» TASK STATEMENT: Restate all of the entries exactly, dropping any pictures they hold.

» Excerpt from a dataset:
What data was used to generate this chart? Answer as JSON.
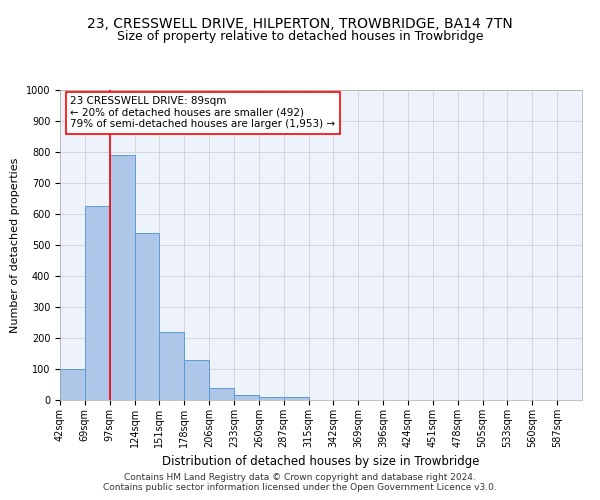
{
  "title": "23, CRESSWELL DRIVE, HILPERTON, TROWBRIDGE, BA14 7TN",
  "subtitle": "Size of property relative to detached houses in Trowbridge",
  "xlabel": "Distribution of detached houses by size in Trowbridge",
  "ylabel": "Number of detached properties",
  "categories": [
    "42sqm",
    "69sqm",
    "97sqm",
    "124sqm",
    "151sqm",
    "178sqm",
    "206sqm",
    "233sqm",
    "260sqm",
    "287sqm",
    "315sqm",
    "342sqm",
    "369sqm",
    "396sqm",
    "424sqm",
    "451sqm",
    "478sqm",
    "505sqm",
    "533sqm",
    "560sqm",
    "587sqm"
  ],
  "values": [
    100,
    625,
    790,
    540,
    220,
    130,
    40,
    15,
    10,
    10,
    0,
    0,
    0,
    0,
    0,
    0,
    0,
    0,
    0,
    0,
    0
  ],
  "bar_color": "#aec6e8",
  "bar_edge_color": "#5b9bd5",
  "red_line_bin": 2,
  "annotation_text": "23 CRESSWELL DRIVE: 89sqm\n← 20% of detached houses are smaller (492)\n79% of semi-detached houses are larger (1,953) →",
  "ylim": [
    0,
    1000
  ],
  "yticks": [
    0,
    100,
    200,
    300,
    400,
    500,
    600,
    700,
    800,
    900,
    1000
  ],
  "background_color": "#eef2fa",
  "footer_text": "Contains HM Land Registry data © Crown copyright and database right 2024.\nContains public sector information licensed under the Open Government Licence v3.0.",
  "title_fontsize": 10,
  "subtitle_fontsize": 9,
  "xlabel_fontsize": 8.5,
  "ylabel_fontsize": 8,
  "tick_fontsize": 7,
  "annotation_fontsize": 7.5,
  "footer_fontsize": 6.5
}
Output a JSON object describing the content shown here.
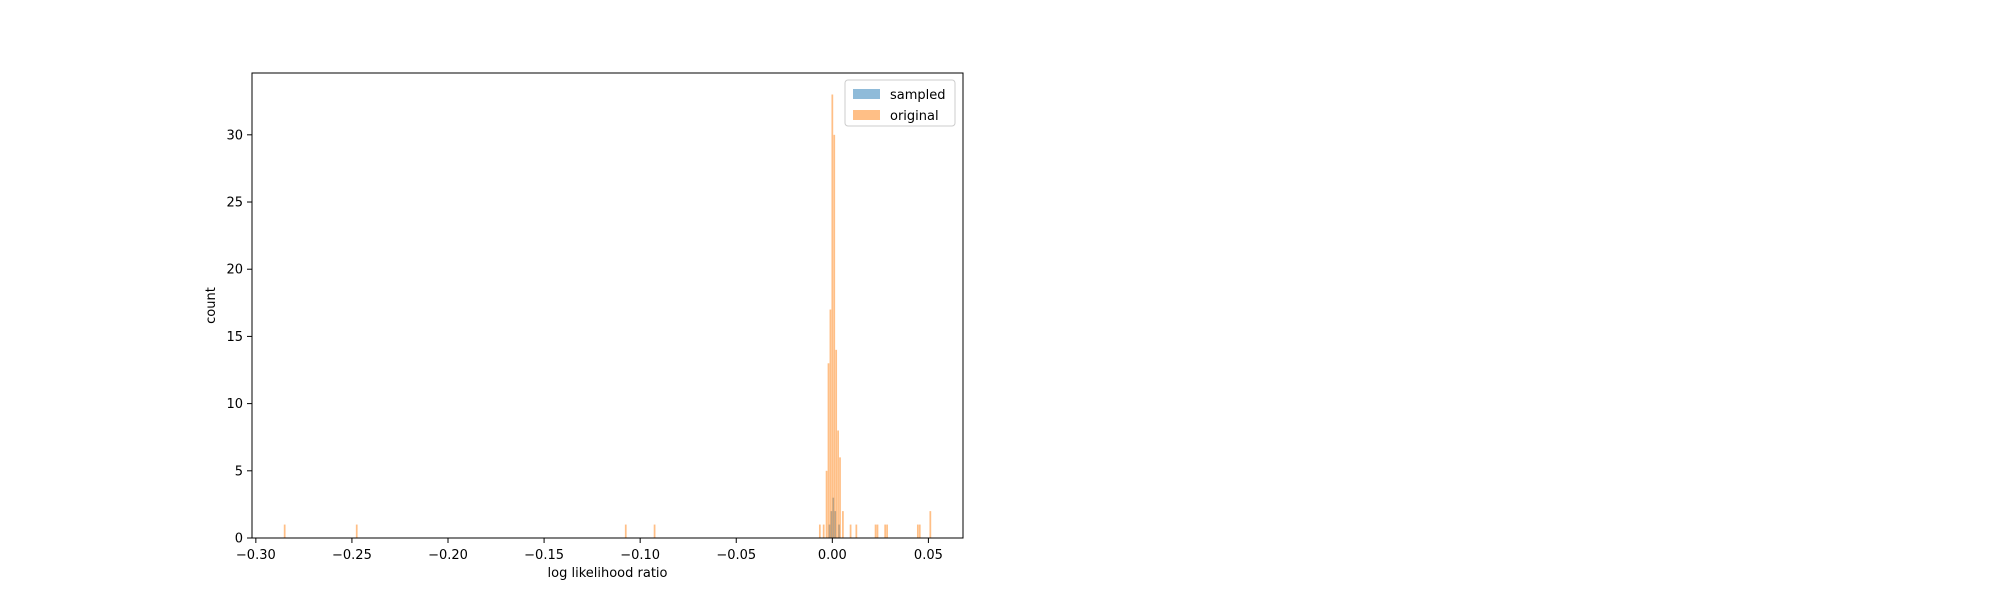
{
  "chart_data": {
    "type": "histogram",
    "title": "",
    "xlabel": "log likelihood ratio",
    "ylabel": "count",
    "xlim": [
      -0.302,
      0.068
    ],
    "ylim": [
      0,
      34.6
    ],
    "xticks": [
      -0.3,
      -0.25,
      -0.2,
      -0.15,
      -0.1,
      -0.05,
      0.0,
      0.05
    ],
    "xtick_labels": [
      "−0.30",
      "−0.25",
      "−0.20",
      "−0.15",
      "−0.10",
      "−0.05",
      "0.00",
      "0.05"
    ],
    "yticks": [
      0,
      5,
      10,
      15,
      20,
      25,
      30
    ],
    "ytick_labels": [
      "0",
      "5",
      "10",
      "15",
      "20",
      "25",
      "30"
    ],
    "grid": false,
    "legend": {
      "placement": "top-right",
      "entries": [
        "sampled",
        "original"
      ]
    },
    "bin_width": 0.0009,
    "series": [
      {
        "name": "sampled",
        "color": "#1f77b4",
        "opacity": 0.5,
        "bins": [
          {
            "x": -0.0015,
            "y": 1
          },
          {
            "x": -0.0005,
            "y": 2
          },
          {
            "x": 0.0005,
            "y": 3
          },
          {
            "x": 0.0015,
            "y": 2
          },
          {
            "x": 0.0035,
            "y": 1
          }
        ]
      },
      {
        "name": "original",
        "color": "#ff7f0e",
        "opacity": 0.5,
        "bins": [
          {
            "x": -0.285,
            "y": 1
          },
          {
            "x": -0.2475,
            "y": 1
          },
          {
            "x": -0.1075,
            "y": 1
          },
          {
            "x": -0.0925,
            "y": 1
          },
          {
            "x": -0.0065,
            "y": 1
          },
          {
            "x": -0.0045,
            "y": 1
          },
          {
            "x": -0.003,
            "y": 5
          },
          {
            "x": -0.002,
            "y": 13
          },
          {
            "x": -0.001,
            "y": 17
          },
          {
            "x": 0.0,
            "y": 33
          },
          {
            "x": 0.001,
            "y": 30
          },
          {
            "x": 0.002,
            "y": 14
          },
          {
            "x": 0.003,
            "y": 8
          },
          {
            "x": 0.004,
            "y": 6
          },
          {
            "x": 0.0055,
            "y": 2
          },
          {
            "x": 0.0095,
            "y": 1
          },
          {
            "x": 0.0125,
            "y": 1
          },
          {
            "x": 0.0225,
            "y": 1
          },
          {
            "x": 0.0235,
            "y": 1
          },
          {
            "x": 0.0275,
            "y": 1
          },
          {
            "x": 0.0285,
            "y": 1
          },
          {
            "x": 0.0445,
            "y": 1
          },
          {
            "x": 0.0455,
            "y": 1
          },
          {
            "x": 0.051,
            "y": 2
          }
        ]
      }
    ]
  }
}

» FULL RESPONSE:
What data was used to generate this chart? Answer as JSON.
{
  "title": "23, CRESSWELL DRIVE, HILPERTON, TROWBRIDGE, BA14 7TN",
  "subtitle": "Size of property relative to detached houses in Trowbridge",
  "xlabel": "Distribution of detached houses by size in Trowbridge",
  "ylabel": "Number of detached properties",
  "categories": [
    "42sqm",
    "69sqm",
    "97sqm",
    "124sqm",
    "151sqm",
    "178sqm",
    "206sqm",
    "233sqm",
    "260sqm",
    "287sqm",
    "315sqm",
    "342sqm",
    "369sqm",
    "396sqm",
    "424sqm",
    "451sqm",
    "478sqm",
    "505sqm",
    "533sqm",
    "560sqm",
    "587sqm"
  ],
  "values": [
    100,
    625,
    790,
    540,
    220,
    130,
    40,
    15,
    10,
    10,
    0,
    0,
    0,
    0,
    0,
    0,
    0,
    0,
    0,
    0,
    0
  ],
  "bar_color": "#aec6e8",
  "bar_edge_color": "#5b9bd5",
  "red_line_bin": 2,
  "annotation_text": "23 CRESSWELL DRIVE: 89sqm\n← 20% of detached houses are smaller (492)\n79% of semi-detached houses are larger (1,953) →",
  "ylim": [
    0,
    1000
  ],
  "yticks": [
    0,
    100,
    200,
    300,
    400,
    500,
    600,
    700,
    800,
    900,
    1000
  ],
  "background_color": "#eef2fa",
  "footer_text": "Contains HM Land Registry data © Crown copyright and database right 2024.\nContains public sector information licensed under the Open Government Licence v3.0.",
  "title_fontsize": 10,
  "subtitle_fontsize": 9,
  "xlabel_fontsize": 8.5,
  "ylabel_fontsize": 8,
  "tick_fontsize": 7,
  "annotation_fontsize": 7.5,
  "footer_fontsize": 6.5
}
Output a JSON object describing the content shown here.
{
  "chart_data": {
    "type": "histogram",
    "title": "",
    "xlabel": "log likelihood ratio",
    "ylabel": "count",
    "xlim": [
      -0.302,
      0.068
    ],
    "ylim": [
      0,
      34.6
    ],
    "xticks": [
      -0.3,
      -0.25,
      -0.2,
      -0.15,
      -0.1,
      -0.05,
      0.0,
      0.05
    ],
    "xtick_labels": [
      "−0.30",
      "−0.25",
      "−0.20",
      "−0.15",
      "−0.10",
      "−0.05",
      "0.00",
      "0.05"
    ],
    "yticks": [
      0,
      5,
      10,
      15,
      20,
      25,
      30
    ],
    "ytick_labels": [
      "0",
      "5",
      "10",
      "15",
      "20",
      "25",
      "30"
    ],
    "grid": false,
    "legend": {
      "placement": "top-right",
      "entries": [
        "sampled",
        "original"
      ]
    },
    "bin_width": 0.0009,
    "series": [
      {
        "name": "sampled",
        "color": "#1f77b4",
        "opacity": 0.5,
        "bins": [
          {
            "x": -0.0015,
            "y": 1
          },
          {
            "x": -0.0005,
            "y": 2
          },
          {
            "x": 0.0005,
            "y": 3
          },
          {
            "x": 0.0015,
            "y": 2
          },
          {
            "x": 0.0035,
            "y": 1
          }
        ]
      },
      {
        "name": "original",
        "color": "#ff7f0e",
        "opacity": 0.5,
        "bins": [
          {
            "x": -0.285,
            "y": 1
          },
          {
            "x": -0.2475,
            "y": 1
          },
          {
            "x": -0.1075,
            "y": 1
          },
          {
            "x": -0.0925,
            "y": 1
          },
          {
            "x": -0.0065,
            "y": 1
          },
          {
            "x": -0.0045,
            "y": 1
          },
          {
            "x": -0.003,
            "y": 5
          },
          {
            "x": -0.002,
            "y": 13
          },
          {
            "x": -0.001,
            "y": 17
          },
          {
            "x": 0.0,
            "y": 33
          },
          {
            "x": 0.001,
            "y": 30
          },
          {
            "x": 0.002,
            "y": 14
          },
          {
            "x": 0.003,
            "y": 8
          },
          {
            "x": 0.004,
            "y": 6
          },
          {
            "x": 0.0055,
            "y": 2
          },
          {
            "x": 0.0095,
            "y": 1
          },
          {
            "x": 0.0125,
            "y": 1
          },
          {
            "x": 0.0225,
            "y": 1
          },
          {
            "x": 0.0235,
            "y": 1
          },
          {
            "x": 0.0275,
            "y": 1
          },
          {
            "x": 0.0285,
            "y": 1
          },
          {
            "x": 0.0445,
            "y": 1
          },
          {
            "x": 0.0455,
            "y": 1
          },
          {
            "x": 0.051,
            "y": 2
          }
        ]
      }
    ]
  }
}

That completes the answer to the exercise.